:: JOB ::
Show all lines from the listing below that contain "text".

:: SOURCE RECORDS ::
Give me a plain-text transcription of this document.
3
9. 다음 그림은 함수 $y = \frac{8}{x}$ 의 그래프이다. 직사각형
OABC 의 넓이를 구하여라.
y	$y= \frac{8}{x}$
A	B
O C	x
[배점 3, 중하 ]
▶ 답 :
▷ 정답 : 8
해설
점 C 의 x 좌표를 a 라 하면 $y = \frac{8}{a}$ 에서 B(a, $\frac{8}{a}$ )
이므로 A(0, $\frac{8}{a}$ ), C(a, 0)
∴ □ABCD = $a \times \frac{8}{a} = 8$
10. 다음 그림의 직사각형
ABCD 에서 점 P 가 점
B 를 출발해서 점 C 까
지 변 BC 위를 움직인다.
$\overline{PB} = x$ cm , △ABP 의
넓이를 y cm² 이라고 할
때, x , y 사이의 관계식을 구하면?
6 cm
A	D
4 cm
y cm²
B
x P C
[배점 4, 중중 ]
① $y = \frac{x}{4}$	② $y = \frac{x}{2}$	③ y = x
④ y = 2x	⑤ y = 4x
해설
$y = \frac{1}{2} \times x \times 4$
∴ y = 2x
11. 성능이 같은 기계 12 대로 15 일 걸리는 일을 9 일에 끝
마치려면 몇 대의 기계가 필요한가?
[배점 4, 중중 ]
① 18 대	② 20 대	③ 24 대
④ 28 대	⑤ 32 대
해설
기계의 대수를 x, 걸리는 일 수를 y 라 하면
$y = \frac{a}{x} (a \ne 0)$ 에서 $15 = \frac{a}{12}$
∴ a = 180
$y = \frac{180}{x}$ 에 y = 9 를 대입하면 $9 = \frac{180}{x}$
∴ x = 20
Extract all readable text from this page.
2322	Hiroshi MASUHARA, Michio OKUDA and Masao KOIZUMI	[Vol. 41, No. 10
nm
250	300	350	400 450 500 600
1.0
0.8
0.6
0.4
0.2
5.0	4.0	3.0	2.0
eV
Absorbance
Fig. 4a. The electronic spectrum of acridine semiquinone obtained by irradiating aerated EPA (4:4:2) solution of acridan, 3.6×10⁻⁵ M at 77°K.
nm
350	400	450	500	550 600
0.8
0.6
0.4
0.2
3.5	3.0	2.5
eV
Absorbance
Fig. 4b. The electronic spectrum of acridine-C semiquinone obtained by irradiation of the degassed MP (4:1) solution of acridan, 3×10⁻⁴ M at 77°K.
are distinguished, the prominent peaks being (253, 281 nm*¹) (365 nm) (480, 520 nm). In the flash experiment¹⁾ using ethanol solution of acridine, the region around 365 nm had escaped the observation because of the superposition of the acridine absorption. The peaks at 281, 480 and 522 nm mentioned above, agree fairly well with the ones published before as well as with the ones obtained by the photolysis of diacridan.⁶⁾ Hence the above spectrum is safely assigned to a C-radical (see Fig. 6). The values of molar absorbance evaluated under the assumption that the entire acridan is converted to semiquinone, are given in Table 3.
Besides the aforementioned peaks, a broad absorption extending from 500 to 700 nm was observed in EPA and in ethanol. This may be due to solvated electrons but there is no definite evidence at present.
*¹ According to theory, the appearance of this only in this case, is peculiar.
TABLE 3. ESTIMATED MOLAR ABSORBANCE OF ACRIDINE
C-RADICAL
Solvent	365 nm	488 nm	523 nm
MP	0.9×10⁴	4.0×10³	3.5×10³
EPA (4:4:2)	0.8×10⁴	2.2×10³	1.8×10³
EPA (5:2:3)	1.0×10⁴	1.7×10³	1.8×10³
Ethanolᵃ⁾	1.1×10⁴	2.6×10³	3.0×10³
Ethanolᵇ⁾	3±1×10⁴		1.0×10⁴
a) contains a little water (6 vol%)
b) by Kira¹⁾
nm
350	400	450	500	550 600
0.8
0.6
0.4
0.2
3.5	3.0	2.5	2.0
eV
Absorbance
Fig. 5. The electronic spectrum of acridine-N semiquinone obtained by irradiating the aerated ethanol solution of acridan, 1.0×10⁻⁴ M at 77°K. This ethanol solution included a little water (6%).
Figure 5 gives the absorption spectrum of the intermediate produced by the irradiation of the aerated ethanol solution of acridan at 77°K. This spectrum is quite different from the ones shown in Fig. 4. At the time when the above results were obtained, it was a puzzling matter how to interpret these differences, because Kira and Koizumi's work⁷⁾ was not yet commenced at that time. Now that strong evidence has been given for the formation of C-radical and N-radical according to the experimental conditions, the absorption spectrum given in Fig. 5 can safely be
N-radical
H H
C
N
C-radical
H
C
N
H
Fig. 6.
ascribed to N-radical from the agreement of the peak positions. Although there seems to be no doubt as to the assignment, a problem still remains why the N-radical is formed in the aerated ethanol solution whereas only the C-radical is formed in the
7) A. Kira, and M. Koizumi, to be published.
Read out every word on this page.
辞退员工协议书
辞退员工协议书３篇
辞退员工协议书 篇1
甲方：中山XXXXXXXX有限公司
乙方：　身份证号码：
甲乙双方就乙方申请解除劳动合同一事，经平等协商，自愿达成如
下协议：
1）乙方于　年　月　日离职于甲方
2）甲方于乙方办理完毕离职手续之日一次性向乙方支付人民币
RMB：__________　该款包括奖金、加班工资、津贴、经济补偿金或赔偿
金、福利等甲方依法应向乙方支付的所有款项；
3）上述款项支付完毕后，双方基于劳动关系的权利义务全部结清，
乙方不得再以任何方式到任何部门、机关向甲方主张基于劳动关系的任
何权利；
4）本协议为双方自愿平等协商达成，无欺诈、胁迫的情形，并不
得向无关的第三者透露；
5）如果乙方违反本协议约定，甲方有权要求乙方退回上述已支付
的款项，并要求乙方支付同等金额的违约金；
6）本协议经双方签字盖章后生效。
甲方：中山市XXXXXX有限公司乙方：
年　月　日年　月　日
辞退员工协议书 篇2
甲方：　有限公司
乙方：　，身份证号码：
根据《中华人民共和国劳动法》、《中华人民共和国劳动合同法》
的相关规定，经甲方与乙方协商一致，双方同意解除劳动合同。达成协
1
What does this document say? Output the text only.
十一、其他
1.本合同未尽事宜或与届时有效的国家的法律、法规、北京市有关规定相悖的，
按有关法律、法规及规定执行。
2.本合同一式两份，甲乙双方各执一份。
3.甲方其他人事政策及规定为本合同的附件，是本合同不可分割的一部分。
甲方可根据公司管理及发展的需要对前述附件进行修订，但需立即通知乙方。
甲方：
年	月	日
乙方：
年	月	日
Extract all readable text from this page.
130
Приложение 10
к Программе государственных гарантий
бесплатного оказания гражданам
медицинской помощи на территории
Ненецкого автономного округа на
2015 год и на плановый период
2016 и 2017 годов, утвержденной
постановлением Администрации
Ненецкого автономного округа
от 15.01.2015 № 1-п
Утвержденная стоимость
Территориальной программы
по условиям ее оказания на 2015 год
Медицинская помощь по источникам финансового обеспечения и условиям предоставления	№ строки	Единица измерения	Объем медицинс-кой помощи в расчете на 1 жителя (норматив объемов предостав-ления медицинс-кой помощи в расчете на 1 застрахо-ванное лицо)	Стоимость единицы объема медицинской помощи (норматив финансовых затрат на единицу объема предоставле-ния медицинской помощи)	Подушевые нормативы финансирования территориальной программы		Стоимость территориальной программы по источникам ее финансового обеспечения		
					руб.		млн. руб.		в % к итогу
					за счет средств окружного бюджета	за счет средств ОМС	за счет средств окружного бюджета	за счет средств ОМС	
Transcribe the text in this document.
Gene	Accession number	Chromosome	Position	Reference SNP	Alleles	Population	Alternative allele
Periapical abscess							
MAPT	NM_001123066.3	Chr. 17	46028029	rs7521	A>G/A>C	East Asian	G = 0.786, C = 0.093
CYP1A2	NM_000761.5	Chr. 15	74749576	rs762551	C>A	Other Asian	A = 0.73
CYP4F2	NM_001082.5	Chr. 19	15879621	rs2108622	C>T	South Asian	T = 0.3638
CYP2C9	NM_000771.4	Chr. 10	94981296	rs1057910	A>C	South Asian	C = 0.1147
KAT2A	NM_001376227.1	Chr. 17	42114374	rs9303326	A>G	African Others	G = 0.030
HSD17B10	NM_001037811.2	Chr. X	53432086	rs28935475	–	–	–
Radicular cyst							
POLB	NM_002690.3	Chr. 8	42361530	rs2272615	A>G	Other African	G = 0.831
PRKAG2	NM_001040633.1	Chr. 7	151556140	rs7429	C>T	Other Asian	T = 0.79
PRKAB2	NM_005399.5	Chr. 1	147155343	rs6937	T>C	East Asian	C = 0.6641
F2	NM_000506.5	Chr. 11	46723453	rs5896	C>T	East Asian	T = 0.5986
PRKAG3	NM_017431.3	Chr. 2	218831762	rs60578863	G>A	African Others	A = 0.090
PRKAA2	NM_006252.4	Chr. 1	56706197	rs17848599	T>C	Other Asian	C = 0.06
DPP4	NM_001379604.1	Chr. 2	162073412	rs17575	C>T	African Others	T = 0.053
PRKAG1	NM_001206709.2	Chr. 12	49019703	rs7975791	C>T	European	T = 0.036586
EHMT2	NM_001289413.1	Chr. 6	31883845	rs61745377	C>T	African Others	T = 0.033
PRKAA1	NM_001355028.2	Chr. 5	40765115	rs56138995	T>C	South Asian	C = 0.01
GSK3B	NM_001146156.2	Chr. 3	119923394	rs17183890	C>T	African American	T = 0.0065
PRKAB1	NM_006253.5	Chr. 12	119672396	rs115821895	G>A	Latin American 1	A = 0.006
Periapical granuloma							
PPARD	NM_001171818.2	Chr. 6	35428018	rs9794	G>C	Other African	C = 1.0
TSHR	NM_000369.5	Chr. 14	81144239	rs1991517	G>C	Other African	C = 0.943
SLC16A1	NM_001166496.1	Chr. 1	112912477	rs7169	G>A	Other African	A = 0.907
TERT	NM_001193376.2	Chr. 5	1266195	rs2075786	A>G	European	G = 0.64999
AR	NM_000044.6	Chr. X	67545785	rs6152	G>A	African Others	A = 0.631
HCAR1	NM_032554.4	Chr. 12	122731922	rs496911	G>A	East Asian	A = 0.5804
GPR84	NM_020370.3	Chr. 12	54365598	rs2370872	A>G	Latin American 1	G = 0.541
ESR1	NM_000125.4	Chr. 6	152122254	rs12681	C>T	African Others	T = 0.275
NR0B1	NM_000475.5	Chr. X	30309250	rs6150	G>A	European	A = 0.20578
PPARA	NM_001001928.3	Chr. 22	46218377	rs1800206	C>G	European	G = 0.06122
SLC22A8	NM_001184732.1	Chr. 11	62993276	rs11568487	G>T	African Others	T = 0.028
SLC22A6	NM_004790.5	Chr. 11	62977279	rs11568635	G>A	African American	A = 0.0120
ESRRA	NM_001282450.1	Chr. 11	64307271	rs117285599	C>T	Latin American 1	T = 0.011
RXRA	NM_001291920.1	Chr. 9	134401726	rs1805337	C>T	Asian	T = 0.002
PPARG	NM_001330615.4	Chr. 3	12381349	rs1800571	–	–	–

:: OUTPUT OF THE EXERCISE ::
Give me a plain-text transcription of this document.
Extract all readable text from this page.
What does this document say? Output the text only.
Extract all readable text from this page.
Transcribe the text in this document.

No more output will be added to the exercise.